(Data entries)
=====

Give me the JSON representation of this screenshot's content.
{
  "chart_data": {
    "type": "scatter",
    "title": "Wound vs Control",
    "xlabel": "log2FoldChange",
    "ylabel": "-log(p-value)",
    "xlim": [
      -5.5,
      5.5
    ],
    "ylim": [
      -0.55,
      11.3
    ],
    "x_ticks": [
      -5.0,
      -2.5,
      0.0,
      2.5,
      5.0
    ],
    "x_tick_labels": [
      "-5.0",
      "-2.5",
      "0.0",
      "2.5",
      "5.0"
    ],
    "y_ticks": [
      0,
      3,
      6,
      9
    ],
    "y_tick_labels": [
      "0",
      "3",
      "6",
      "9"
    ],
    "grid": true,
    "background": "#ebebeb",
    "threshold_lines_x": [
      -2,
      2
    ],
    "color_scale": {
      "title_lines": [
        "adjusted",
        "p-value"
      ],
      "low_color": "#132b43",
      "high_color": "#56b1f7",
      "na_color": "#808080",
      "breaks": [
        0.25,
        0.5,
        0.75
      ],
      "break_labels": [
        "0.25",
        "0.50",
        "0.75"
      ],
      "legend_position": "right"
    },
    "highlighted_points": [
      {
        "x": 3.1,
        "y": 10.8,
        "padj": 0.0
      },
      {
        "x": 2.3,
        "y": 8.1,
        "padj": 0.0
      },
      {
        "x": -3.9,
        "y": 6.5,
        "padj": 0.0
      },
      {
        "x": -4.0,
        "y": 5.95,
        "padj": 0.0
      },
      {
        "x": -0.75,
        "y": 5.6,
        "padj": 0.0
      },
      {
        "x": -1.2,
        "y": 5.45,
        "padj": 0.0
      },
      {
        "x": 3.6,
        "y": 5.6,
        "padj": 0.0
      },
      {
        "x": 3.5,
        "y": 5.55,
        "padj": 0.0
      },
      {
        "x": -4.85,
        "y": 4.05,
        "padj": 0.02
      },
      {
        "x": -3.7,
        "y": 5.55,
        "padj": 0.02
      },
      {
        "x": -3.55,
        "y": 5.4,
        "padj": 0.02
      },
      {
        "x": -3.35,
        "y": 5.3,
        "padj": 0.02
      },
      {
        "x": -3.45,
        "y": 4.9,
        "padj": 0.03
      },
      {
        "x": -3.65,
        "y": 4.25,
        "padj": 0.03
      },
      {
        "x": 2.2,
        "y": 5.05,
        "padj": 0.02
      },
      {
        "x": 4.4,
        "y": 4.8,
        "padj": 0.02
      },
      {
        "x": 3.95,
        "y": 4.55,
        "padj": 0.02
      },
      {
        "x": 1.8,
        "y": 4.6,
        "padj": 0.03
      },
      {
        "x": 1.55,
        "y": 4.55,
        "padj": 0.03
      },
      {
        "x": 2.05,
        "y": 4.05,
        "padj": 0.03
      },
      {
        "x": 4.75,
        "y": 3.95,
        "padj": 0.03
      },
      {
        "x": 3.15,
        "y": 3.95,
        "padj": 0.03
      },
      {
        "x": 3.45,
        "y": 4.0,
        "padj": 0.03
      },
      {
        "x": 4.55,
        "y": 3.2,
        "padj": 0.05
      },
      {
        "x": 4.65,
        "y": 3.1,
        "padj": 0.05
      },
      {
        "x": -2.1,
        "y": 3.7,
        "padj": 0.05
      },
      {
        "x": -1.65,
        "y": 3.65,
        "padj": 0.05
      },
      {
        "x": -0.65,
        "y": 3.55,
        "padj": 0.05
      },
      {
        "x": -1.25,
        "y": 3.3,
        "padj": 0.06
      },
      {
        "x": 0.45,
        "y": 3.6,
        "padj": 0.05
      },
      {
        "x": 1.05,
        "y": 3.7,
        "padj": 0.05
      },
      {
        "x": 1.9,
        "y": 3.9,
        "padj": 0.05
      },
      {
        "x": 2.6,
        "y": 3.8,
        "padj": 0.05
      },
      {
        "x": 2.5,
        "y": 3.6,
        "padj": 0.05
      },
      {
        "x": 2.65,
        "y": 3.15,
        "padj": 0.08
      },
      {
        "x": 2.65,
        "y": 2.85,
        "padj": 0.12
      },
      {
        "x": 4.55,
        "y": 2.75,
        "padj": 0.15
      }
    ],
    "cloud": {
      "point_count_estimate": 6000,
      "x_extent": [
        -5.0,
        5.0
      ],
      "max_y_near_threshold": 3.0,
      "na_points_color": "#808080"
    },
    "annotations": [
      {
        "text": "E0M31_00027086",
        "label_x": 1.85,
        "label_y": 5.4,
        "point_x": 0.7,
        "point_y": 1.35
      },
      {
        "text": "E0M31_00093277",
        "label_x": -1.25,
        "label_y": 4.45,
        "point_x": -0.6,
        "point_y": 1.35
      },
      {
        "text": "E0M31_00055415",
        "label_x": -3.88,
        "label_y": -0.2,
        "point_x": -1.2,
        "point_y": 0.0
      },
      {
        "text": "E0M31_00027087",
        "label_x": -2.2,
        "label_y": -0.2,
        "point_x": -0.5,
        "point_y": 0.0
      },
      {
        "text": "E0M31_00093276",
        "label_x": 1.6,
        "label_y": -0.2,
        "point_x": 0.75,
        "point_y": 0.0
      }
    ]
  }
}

=====

To do -> Print out every entry, keeping each one exact.

The answer ->
Give me the JSON representation of this screenshot's content.
{
  "chart_data": {
    "type": "scatter",
    "title": "Wound vs Control",
    "xlabel": "log2FoldChange",
    "ylabel": "-log(p-value)",
    "xlim": [
      -5.5,
      5.5
    ],
    "ylim": [
      -0.55,
      11.3
    ],
    "x_ticks": [
      -5.0,
      -2.5,
      0.0,
      2.5,
      5.0
    ],
    "x_tick_labels": [
      "-5.0",
      "-2.5",
      "0.0",
      "2.5",
      "5.0"
    ],
    "y_ticks": [
      0,
      3,
      6,
      9
    ],
    "y_tick_labels": [
      "0",
      "3",
      "6",
      "9"
    ],
    "grid": true,
    "background": "#ebebeb",
    "threshold_lines_x": [
      -2,
      2
    ],
    "color_scale": {
      "title_lines": [
        "adjusted",
        "p-value"
      ],
      "low_color": "#132b43",
      "high_color": "#56b1f7",
      "na_color": "#808080",
      "breaks": [
        0.25,
        0.5,
        0.75
      ],
      "break_labels": [
        "0.25",
        "0.50",
        "0.75"
      ],
      "legend_position": "right"
    },
    "highlighted_points": [
      {
        "x": 3.1,
        "y": 10.8,
        "padj": 0.0
      },
      {
        "x": 2.3,
        "y": 8.1,
        "padj": 0.0
      },
      {
        "x": -3.9,
        "y": 6.5,
        "padj": 0.0
      },
      {
        "x": -4.0,
        "y": 5.95,
        "padj": 0.0
      },
      {
        "x": -0.75,
        "y": 5.6,
        "padj": 0.0
      },
      {
        "x": -1.2,
        "y": 5.45,
        "padj": 0.0
      },
      {
        "x": 3.6,
        "y": 5.6,
        "padj": 0.0
      },
      {
        "x": 3.5,
        "y": 5.55,
        "padj": 0.0
      },
      {
        "x": -4.85,
        "y": 4.05,
        "padj": 0.02
      },
      {
        "x": -3.7,
        "y": 5.55,
        "padj": 0.02
      },
      {
        "x": -3.55,
        "y": 5.4,
        "padj": 0.02
      },
      {
        "x": -3.35,
        "y": 5.3,
        "padj": 0.02
      },
      {
        "x": -3.45,
        "y": 4.9,
        "padj": 0.03
      },
      {
        "x": -3.65,
        "y": 4.25,
        "padj": 0.03
      },
      {
        "x": 2.2,
        "y": 5.05,
        "padj": 0.02
      },
      {
        "x": 4.4,
        "y": 4.8,
        "padj": 0.02
      },
      {
        "x": 3.95,
        "y": 4.55,
        "padj": 0.02
      },
      {
        "x": 1.8,
        "y": 4.6,
        "padj": 0.03
      },
      {
        "x": 1.55,
        "y": 4.55,
        "padj": 0.03
      },
      {
        "x": 2.05,
        "y": 4.05,
        "padj": 0.03
      },
      {
        "x": 4.75,
        "y": 3.95,
        "padj": 0.03
      },
      {
        "x": 3.15,
        "y": 3.95,
        "padj": 0.03
      },
      {
        "x": 3.45,
        "y": 4.0,
        "padj": 0.03
      },
      {
        "x": 4.55,
        "y": 3.2,
        "padj": 0.05
      },
      {
        "x": 4.65,
        "y": 3.1,
        "padj": 0.05
      },
      {
        "x": -2.1,
        "y": 3.7,
        "padj": 0.05
      },
      {
        "x": -1.65,
        "y": 3.65,
        "padj": 0.05
      },
      {
        "x": -0.65,
        "y": 3.55,
        "padj": 0.05
      },
      {
        "x": -1.25,
        "y": 3.3,
        "padj": 0.06
      },
      {
        "x": 0.45,
        "y": 3.6,
        "padj": 0.05
      },
      {
        "x": 1.05,
        "y": 3.7,
        "padj": 0.05
      },
      {
        "x": 1.9,
        "y": 3.9,
        "padj": 0.05
      },
      {
        "x": 2.6,
        "y": 3.8,
        "padj": 0.05
      },
      {
        "x": 2.5,
        "y": 3.6,
        "padj": 0.05
      },
      {
        "x": 2.65,
        "y": 3.15,
        "padj": 0.08
      },
      {
        "x": 2.65,
        "y": 2.85,
        "padj": 0.12
      },
      {
        "x": 4.55,
        "y": 2.75,
        "padj": 0.15
      }
    ],
    "cloud": {
      "point_count_estimate": 6000,
      "x_extent": [
        -5.0,
        5.0
      ],
      "max_y_near_threshold": 3.0,
      "na_points_color": "#808080"
    },
    "annotations": [
      {
        "text": "E0M31_00027086",
        "label_x": 1.85,
        "label_y": 5.4,
        "point_x": 0.7,
        "point_y": 1.35
      },
      {
        "text": "E0M31_00093277",
        "label_x": -1.25,
        "label_y": 4.45,
        "point_x": -0.6,
        "point_y": 1.35
      },
      {
        "text": "E0M31_00055415",
        "label_x": -3.88,
        "label_y": -0.2,
        "point_x": -1.2,
        "point_y": 0.0
      },
      {
        "text": "E0M31_00027087",
        "label_x": -2.2,
        "label_y": -0.2,
        "point_x": -0.5,
        "point_y": 0.0
      },
      {
        "text": "E0M31_00093276",
        "label_x": 1.6,
        "label_y": -0.2,
        "point_x": 0.75,
        "point_y": 0.0
      }
    ]
  }
}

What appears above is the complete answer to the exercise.